• [WHAT YOU WILL DO]:
Return all entries precisely as they stand, without the images.

• [INPUT MATERIAL]:
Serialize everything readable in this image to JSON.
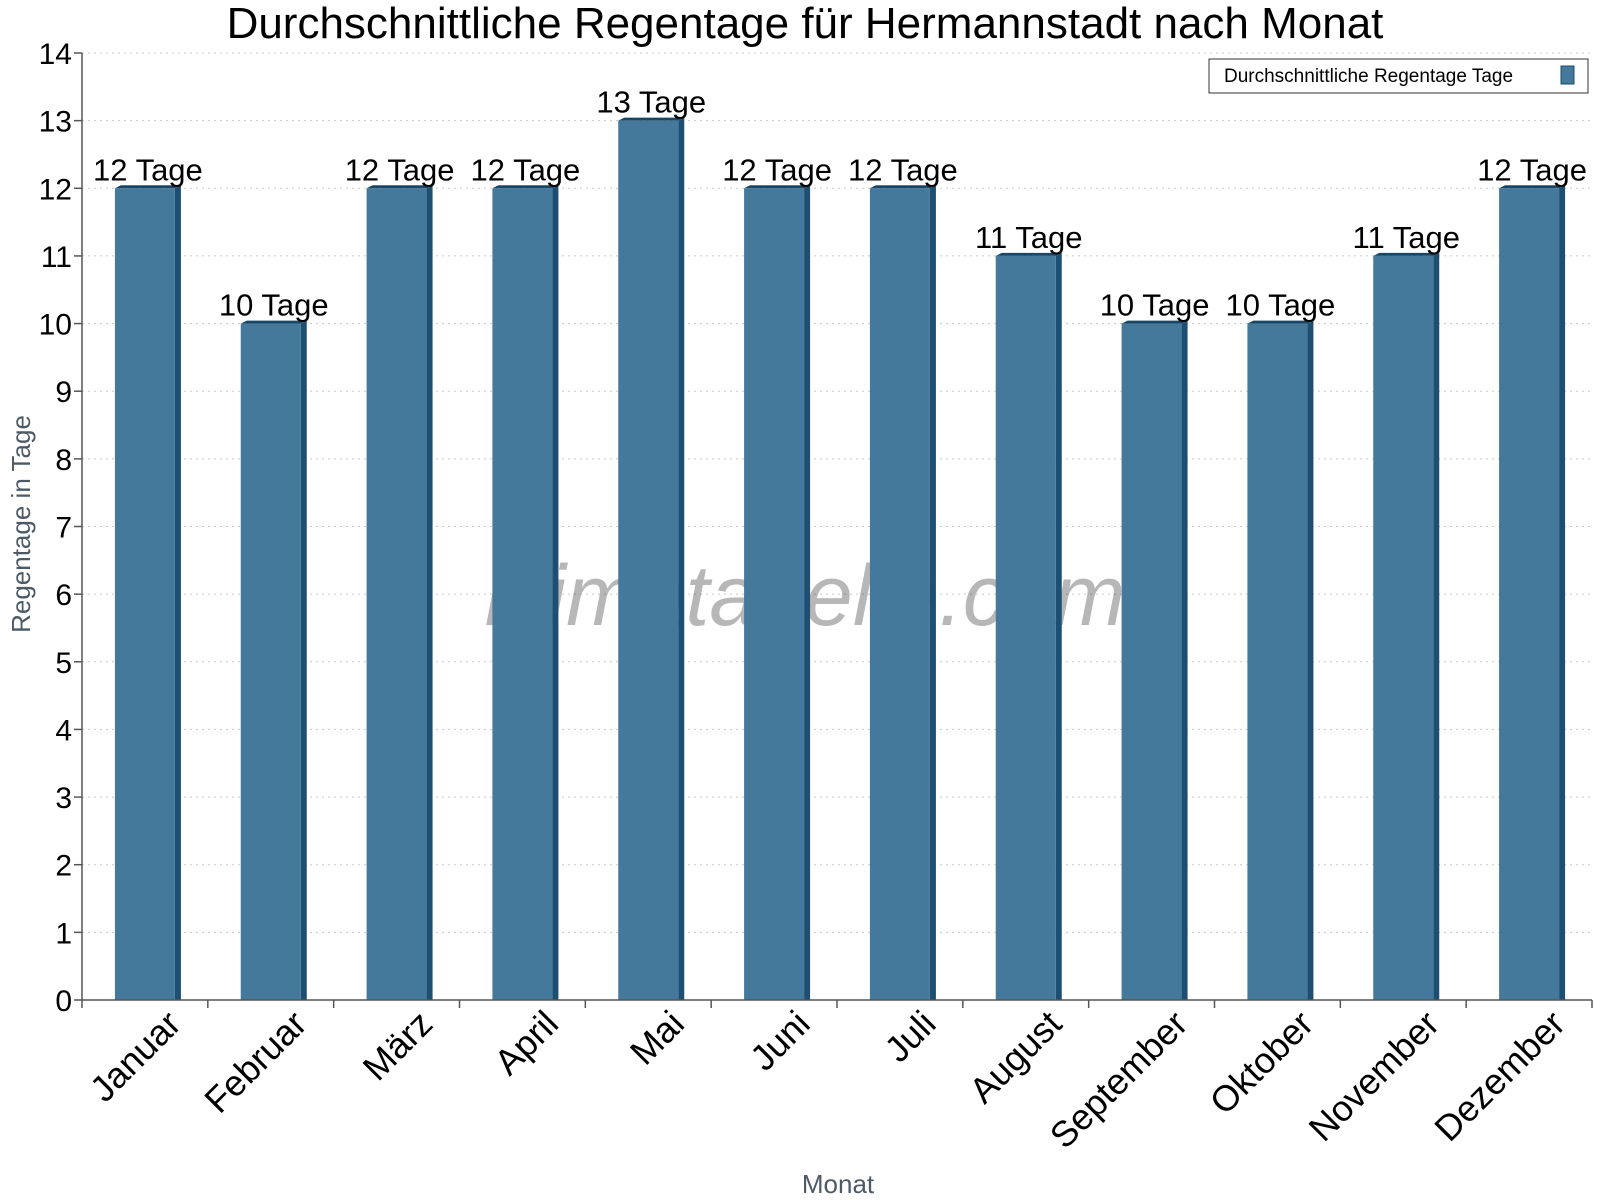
{
  "chart_data": {
    "type": "bar",
    "title": "Durchschnittliche Regentage für Hermannstadt nach Monat",
    "xlabel": "Monat",
    "ylabel": "Regentage in Tage",
    "ylim": [
      0,
      14
    ],
    "yticks": [
      "0",
      "1",
      "2",
      "3",
      "4",
      "5",
      "6",
      "7",
      "8",
      "9",
      "10",
      "11",
      "12",
      "13",
      "14"
    ],
    "grid": true,
    "legend_position": "top-right",
    "categories": [
      "Januar",
      "Februar",
      "März",
      "April",
      "Mai",
      "Juni",
      "Juli",
      "August",
      "September",
      "Oktober",
      "November",
      "Dezember"
    ],
    "series": [
      {
        "name": "Durchschnittliche Regentage Tage",
        "color": "#45799b",
        "values": [
          12,
          10,
          12,
          12,
          13,
          12,
          12,
          11,
          10,
          10,
          11,
          12
        ],
        "labels": [
          "12 Tage",
          "10 Tage",
          "12 Tage",
          "12 Tage",
          "13 Tage",
          "12 Tage",
          "12 Tage",
          "11 Tage",
          "10 Tage",
          "10 Tage",
          "11 Tage",
          "12 Tage"
        ]
      }
    ],
    "watermark": "klimatabelle.com"
  }
}
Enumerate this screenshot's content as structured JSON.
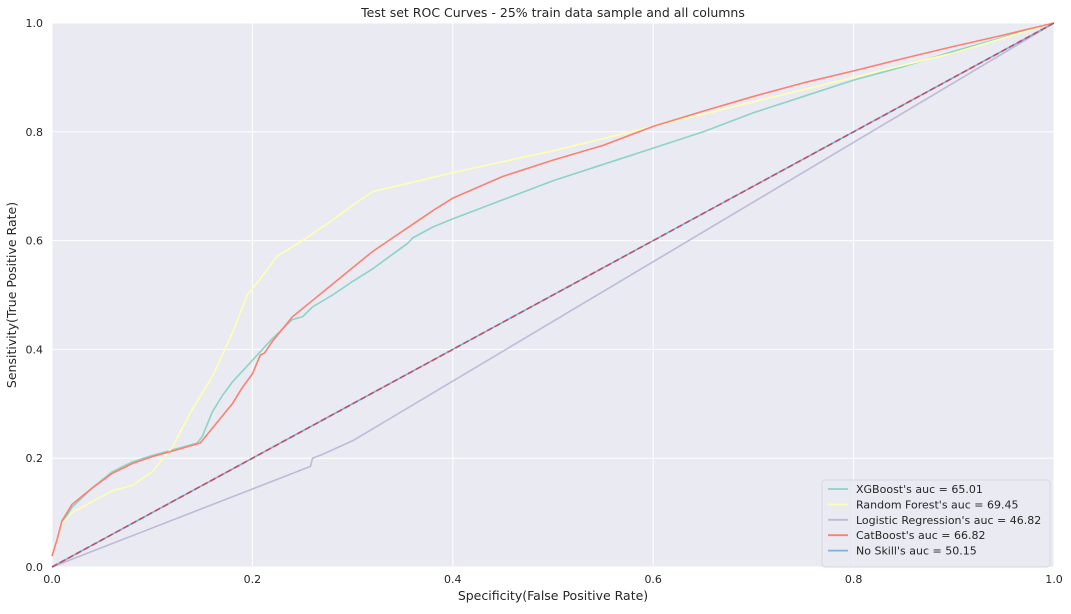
{
  "chart_data": {
    "type": "line",
    "title": "Test set ROC Curves - 25% train data sample and all columns",
    "xlabel": "Specificity(False Positive Rate)",
    "ylabel": "Sensitivity(True Positive Rate)",
    "xlim": [
      0,
      1
    ],
    "ylim": [
      0,
      1
    ],
    "xticks": [
      "0.0",
      "0.2",
      "0.4",
      "0.6",
      "0.8",
      "1.0"
    ],
    "yticks": [
      "0.0",
      "0.2",
      "0.4",
      "0.6",
      "0.8",
      "1.0"
    ],
    "grid": true,
    "legend_position": "lower-right",
    "background_color": "#eaeaf2",
    "grid_color": "#ffffff",
    "series": [
      {
        "name": "XGBoost's auc = 65.01",
        "color": "#8dd3c7",
        "dash": false,
        "points": [
          [
            0,
            0.02
          ],
          [
            0.005,
            0.05
          ],
          [
            0.01,
            0.08
          ],
          [
            0.02,
            0.11
          ],
          [
            0.04,
            0.145
          ],
          [
            0.06,
            0.175
          ],
          [
            0.08,
            0.193
          ],
          [
            0.1,
            0.205
          ],
          [
            0.12,
            0.215
          ],
          [
            0.145,
            0.228
          ],
          [
            0.15,
            0.24
          ],
          [
            0.16,
            0.285
          ],
          [
            0.17,
            0.315
          ],
          [
            0.18,
            0.34
          ],
          [
            0.2,
            0.38
          ],
          [
            0.22,
            0.42
          ],
          [
            0.24,
            0.455
          ],
          [
            0.25,
            0.46
          ],
          [
            0.26,
            0.478
          ],
          [
            0.28,
            0.5
          ],
          [
            0.3,
            0.525
          ],
          [
            0.32,
            0.548
          ],
          [
            0.34,
            0.575
          ],
          [
            0.355,
            0.595
          ],
          [
            0.36,
            0.605
          ],
          [
            0.38,
            0.625
          ],
          [
            0.4,
            0.64
          ],
          [
            0.45,
            0.675
          ],
          [
            0.5,
            0.71
          ],
          [
            0.55,
            0.74
          ],
          [
            0.6,
            0.77
          ],
          [
            0.65,
            0.8
          ],
          [
            0.7,
            0.835
          ],
          [
            0.75,
            0.865
          ],
          [
            0.8,
            0.895
          ],
          [
            0.85,
            0.92
          ],
          [
            0.9,
            0.948
          ],
          [
            0.95,
            0.974
          ],
          [
            1,
            1
          ]
        ]
      },
      {
        "name": "Random Forest's auc = 69.45",
        "color": "#ffffb3",
        "dash": false,
        "points": [
          [
            0,
            0.02
          ],
          [
            0.005,
            0.05
          ],
          [
            0.01,
            0.08
          ],
          [
            0.02,
            0.1
          ],
          [
            0.04,
            0.12
          ],
          [
            0.06,
            0.14
          ],
          [
            0.08,
            0.15
          ],
          [
            0.1,
            0.175
          ],
          [
            0.12,
            0.22
          ],
          [
            0.14,
            0.29
          ],
          [
            0.16,
            0.35
          ],
          [
            0.18,
            0.43
          ],
          [
            0.195,
            0.5
          ],
          [
            0.21,
            0.535
          ],
          [
            0.225,
            0.572
          ],
          [
            0.25,
            0.6
          ],
          [
            0.28,
            0.638
          ],
          [
            0.3,
            0.665
          ],
          [
            0.32,
            0.69
          ],
          [
            0.4,
            0.725
          ],
          [
            0.5,
            0.765
          ],
          [
            0.6,
            0.81
          ],
          [
            0.7,
            0.855
          ],
          [
            0.8,
            0.9
          ],
          [
            0.9,
            0.945
          ],
          [
            1,
            1
          ]
        ]
      },
      {
        "name": "Logistic Regression's auc = 46.82",
        "color": "#bebada",
        "dash": false,
        "points": [
          [
            0,
            0
          ],
          [
            0.258,
            0.185
          ],
          [
            0.26,
            0.2
          ],
          [
            0.27,
            0.207
          ],
          [
            0.3,
            0.232
          ],
          [
            1,
            1
          ]
        ]
      },
      {
        "name": "CatBoost's auc = 66.82",
        "color": "#fb8072",
        "dash": false,
        "points": [
          [
            0,
            0.02
          ],
          [
            0.005,
            0.05
          ],
          [
            0.01,
            0.085
          ],
          [
            0.02,
            0.115
          ],
          [
            0.04,
            0.145
          ],
          [
            0.06,
            0.172
          ],
          [
            0.08,
            0.19
          ],
          [
            0.1,
            0.203
          ],
          [
            0.12,
            0.213
          ],
          [
            0.148,
            0.228
          ],
          [
            0.16,
            0.255
          ],
          [
            0.18,
            0.3
          ],
          [
            0.19,
            0.33
          ],
          [
            0.2,
            0.355
          ],
          [
            0.208,
            0.39
          ],
          [
            0.212,
            0.393
          ],
          [
            0.22,
            0.415
          ],
          [
            0.24,
            0.46
          ],
          [
            0.26,
            0.49
          ],
          [
            0.28,
            0.52
          ],
          [
            0.3,
            0.55
          ],
          [
            0.32,
            0.58
          ],
          [
            0.34,
            0.605
          ],
          [
            0.36,
            0.63
          ],
          [
            0.38,
            0.655
          ],
          [
            0.4,
            0.678
          ],
          [
            0.45,
            0.718
          ],
          [
            0.5,
            0.748
          ],
          [
            0.55,
            0.775
          ],
          [
            0.6,
            0.81
          ],
          [
            0.65,
            0.838
          ],
          [
            0.7,
            0.865
          ],
          [
            0.75,
            0.89
          ],
          [
            0.8,
            0.912
          ],
          [
            0.85,
            0.935
          ],
          [
            0.9,
            0.957
          ],
          [
            0.95,
            0.978
          ],
          [
            1,
            1
          ]
        ]
      },
      {
        "name": "No Skill's auc = 50.15",
        "color": "#80b1d3",
        "dash": false,
        "points": [
          [
            0,
            0
          ],
          [
            1,
            1
          ]
        ]
      },
      {
        "name": "",
        "color": "#c0506a",
        "dash": true,
        "points": [
          [
            0,
            0
          ],
          [
            1,
            1
          ]
        ]
      }
    ]
  }
}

• [OUTPUT]:
Serialize everything readable in this image to JSON.
{
  "chart_data": {
    "type": "bar",
    "title": "Durchschnittliche Regentage für Hermannstadt nach Monat",
    "xlabel": "Monat",
    "ylabel": "Regentage in Tage",
    "ylim": [
      0,
      14
    ],
    "yticks": [
      "0",
      "1",
      "2",
      "3",
      "4",
      "5",
      "6",
      "7",
      "8",
      "9",
      "10",
      "11",
      "12",
      "13",
      "14"
    ],
    "grid": true,
    "legend_position": "top-right",
    "categories": [
      "Januar",
      "Februar",
      "März",
      "April",
      "Mai",
      "Juni",
      "Juli",
      "August",
      "September",
      "Oktober",
      "November",
      "Dezember"
    ],
    "series": [
      {
        "name": "Durchschnittliche Regentage Tage",
        "color": "#45799b",
        "values": [
          12,
          10,
          12,
          12,
          13,
          12,
          12,
          11,
          10,
          10,
          11,
          12
        ],
        "labels": [
          "12 Tage",
          "10 Tage",
          "12 Tage",
          "12 Tage",
          "13 Tage",
          "12 Tage",
          "12 Tage",
          "11 Tage",
          "10 Tage",
          "10 Tage",
          "11 Tage",
          "12 Tage"
        ]
      }
    ],
    "watermark": "klimatabelle.com"
  }
}
Enumerate this screenshot's content as structured JSON.
{
  "chart_data": {
    "type": "line",
    "title": "Test set ROC Curves - 25% train data sample and all columns",
    "xlabel": "Specificity(False Positive Rate)",
    "ylabel": "Sensitivity(True Positive Rate)",
    "xlim": [
      0,
      1
    ],
    "ylim": [
      0,
      1
    ],
    "xticks": [
      "0.0",
      "0.2",
      "0.4",
      "0.6",
      "0.8",
      "1.0"
    ],
    "yticks": [
      "0.0",
      "0.2",
      "0.4",
      "0.6",
      "0.8",
      "1.0"
    ],
    "grid": true,
    "legend_position": "lower-right",
    "background_color": "#eaeaf2",
    "grid_color": "#ffffff",
    "series": [
      {
        "name": "XGBoost's auc = 65.01",
        "color": "#8dd3c7",
        "dash": false,
        "points": [
          [
            0,
            0.02
          ],
          [
            0.005,
            0.05
          ],
          [
            0.01,
            0.08
          ],
          [
            0.02,
            0.11
          ],
          [
            0.04,
            0.145
          ],
          [
            0.06,
            0.175
          ],
          [
            0.08,
            0.193
          ],
          [
            0.1,
            0.205
          ],
          [
            0.12,
            0.215
          ],
          [
            0.145,
            0.228
          ],
          [
            0.15,
            0.24
          ],
          [
            0.16,
            0.285
          ],
          [
            0.17,
            0.315
          ],
          [
            0.18,
            0.34
          ],
          [
            0.2,
            0.38
          ],
          [
            0.22,
            0.42
          ],
          [
            0.24,
            0.455
          ],
          [
            0.25,
            0.46
          ],
          [
            0.26,
            0.478
          ],
          [
            0.28,
            0.5
          ],
          [
            0.3,
            0.525
          ],
          [
            0.32,
            0.548
          ],
          [
            0.34,
            0.575
          ],
          [
            0.355,
            0.595
          ],
          [
            0.36,
            0.605
          ],
          [
            0.38,
            0.625
          ],
          [
            0.4,
            0.64
          ],
          [
            0.45,
            0.675
          ],
          [
            0.5,
            0.71
          ],
          [
            0.55,
            0.74
          ],
          [
            0.6,
            0.77
          ],
          [
            0.65,
            0.8
          ],
          [
            0.7,
            0.835
          ],
          [
            0.75,
            0.865
          ],
          [
            0.8,
            0.895
          ],
          [
            0.85,
            0.92
          ],
          [
            0.9,
            0.948
          ],
          [
            0.95,
            0.974
          ],
          [
            1,
            1
          ]
        ]
      },
      {
        "name": "Random Forest's auc = 69.45",
        "color": "#ffffb3",
        "dash": false,
        "points": [
          [
            0,
            0.02
          ],
          [
            0.005,
            0.05
          ],
          [
            0.01,
            0.08
          ],
          [
            0.02,
            0.1
          ],
          [
            0.04,
            0.12
          ],
          [
            0.06,
            0.14
          ],
          [
            0.08,
            0.15
          ],
          [
            0.1,
            0.175
          ],
          [
            0.12,
            0.22
          ],
          [
            0.14,
            0.29
          ],
          [
            0.16,
            0.35
          ],
          [
            0.18,
            0.43
          ],
          [
            0.195,
            0.5
          ],
          [
            0.21,
            0.535
          ],
          [
            0.225,
            0.572
          ],
          [
            0.25,
            0.6
          ],
          [
            0.28,
            0.638
          ],
          [
            0.3,
            0.665
          ],
          [
            0.32,
            0.69
          ],
          [
            0.4,
            0.725
          ],
          [
            0.5,
            0.765
          ],
          [
            0.6,
            0.81
          ],
          [
            0.7,
            0.855
          ],
          [
            0.8,
            0.9
          ],
          [
            0.9,
            0.945
          ],
          [
            1,
            1
          ]
        ]
      },
      {
        "name": "Logistic Regression's auc = 46.82",
        "color": "#bebada",
        "dash": false,
        "points": [
          [
            0,
            0
          ],
          [
            0.258,
            0.185
          ],
          [
            0.26,
            0.2
          ],
          [
            0.27,
            0.207
          ],
          [
            0.3,
            0.232
          ],
          [
            1,
            1
          ]
        ]
      },
      {
        "name": "CatBoost's auc = 66.82",
        "color": "#fb8072",
        "dash": false,
        "points": [
          [
            0,
            0.02
          ],
          [
            0.005,
            0.05
          ],
          [
            0.01,
            0.085
          ],
          [
            0.02,
            0.115
          ],
          [
            0.04,
            0.145
          ],
          [
            0.06,
            0.172
          ],
          [
            0.08,
            0.19
          ],
          [
            0.1,
            0.203
          ],
          [
            0.12,
            0.213
          ],
          [
            0.148,
            0.228
          ],
          [
            0.16,
            0.255
          ],
          [
            0.18,
            0.3
          ],
          [
            0.19,
            0.33
          ],
          [
            0.2,
            0.355
          ],
          [
            0.208,
            0.39
          ],
          [
            0.212,
            0.393
          ],
          [
            0.22,
            0.415
          ],
          [
            0.24,
            0.46
          ],
          [
            0.26,
            0.49
          ],
          [
            0.28,
            0.52
          ],
          [
            0.3,
            0.55
          ],
          [
            0.32,
            0.58
          ],
          [
            0.34,
            0.605
          ],
          [
            0.36,
            0.63
          ],
          [
            0.38,
            0.655
          ],
          [
            0.4,
            0.678
          ],
          [
            0.45,
            0.718
          ],
          [
            0.5,
            0.748
          ],
          [
            0.55,
            0.775
          ],
          [
            0.6,
            0.81
          ],
          [
            0.65,
            0.838
          ],
          [
            0.7,
            0.865
          ],
          [
            0.75,
            0.89
          ],
          [
            0.8,
            0.912
          ],
          [
            0.85,
            0.935
          ],
          [
            0.9,
            0.957
          ],
          [
            0.95,
            0.978
          ],
          [
            1,
            1
          ]
        ]
      },
      {
        "name": "No Skill's auc = 50.15",
        "color": "#80b1d3",
        "dash": false,
        "points": [
          [
            0,
            0
          ],
          [
            1,
            1
          ]
        ]
      },
      {
        "name": "",
        "color": "#c0506a",
        "dash": true,
        "points": [
          [
            0,
            0
          ],
          [
            1,
            1
          ]
        ]
      }
    ]
  }
}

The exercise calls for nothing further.